Copy every line of the records below word for word, with no changes.

— Begin Records supplied —

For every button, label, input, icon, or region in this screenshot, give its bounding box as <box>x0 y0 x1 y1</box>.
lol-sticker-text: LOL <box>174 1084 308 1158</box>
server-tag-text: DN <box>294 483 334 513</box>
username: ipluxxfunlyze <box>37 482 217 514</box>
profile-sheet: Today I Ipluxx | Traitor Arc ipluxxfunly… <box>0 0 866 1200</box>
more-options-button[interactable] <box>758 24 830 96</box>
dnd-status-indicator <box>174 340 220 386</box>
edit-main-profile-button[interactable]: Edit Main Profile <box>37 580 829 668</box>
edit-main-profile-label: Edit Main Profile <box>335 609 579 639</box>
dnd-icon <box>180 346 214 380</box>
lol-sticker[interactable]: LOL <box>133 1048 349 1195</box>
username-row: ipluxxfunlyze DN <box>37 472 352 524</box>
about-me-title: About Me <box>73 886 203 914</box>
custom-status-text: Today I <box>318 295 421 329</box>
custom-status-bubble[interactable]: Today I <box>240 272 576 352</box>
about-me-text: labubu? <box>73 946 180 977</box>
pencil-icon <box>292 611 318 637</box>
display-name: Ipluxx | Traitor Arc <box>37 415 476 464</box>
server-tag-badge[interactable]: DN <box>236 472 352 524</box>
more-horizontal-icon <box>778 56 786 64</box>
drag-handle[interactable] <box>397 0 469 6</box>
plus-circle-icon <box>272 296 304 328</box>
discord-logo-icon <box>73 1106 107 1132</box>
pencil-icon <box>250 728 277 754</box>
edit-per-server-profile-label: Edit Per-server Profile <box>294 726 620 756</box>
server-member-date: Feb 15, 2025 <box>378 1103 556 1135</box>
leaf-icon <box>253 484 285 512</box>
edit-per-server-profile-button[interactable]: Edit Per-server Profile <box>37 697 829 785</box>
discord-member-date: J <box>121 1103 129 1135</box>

— End Records supplied —

# Exercise result
For every button, label, input, icon, or region in this screenshot, give its bounding box as <box>x0 y0 x1 y1</box>.
lol-sticker-text: LOL <box>174 1084 308 1158</box>
server-tag-text: DN <box>294 483 334 513</box>
username: ipluxxfunlyze <box>37 482 217 514</box>
profile-sheet: Today I Ipluxx | Traitor Arc ipluxxfunly… <box>0 0 866 1200</box>
more-options-button[interactable] <box>758 24 830 96</box>
dnd-status-indicator <box>174 340 220 386</box>
edit-main-profile-button[interactable]: Edit Main Profile <box>37 580 829 668</box>
edit-main-profile-label: Edit Main Profile <box>335 609 579 639</box>
dnd-icon <box>180 346 214 380</box>
lol-sticker[interactable]: LOL <box>133 1048 349 1195</box>
username-row: ipluxxfunlyze DN <box>37 472 352 524</box>
about-me-title: About Me <box>73 886 203 914</box>
custom-status-text: Today I <box>318 295 421 329</box>
custom-status-bubble[interactable]: Today I <box>240 272 576 352</box>
about-me-text: labubu? <box>73 946 180 977</box>
pencil-icon <box>292 611 318 637</box>
display-name: Ipluxx | Traitor Arc <box>37 415 476 464</box>
server-tag-badge[interactable]: DN <box>236 472 352 524</box>
more-horizontal-icon <box>778 56 786 64</box>
drag-handle[interactable] <box>397 0 469 6</box>
plus-circle-icon <box>272 296 304 328</box>
discord-logo-icon <box>73 1106 107 1132</box>
pencil-icon <box>250 728 277 754</box>
edit-per-server-profile-label: Edit Per-server Profile <box>294 726 620 756</box>
server-member-date: Feb 15, 2025 <box>378 1103 556 1135</box>
leaf-icon <box>253 484 285 512</box>
edit-per-server-profile-button[interactable]: Edit Per-server Profile <box>37 697 829 785</box>
discord-member-date: J <box>121 1103 129 1135</box>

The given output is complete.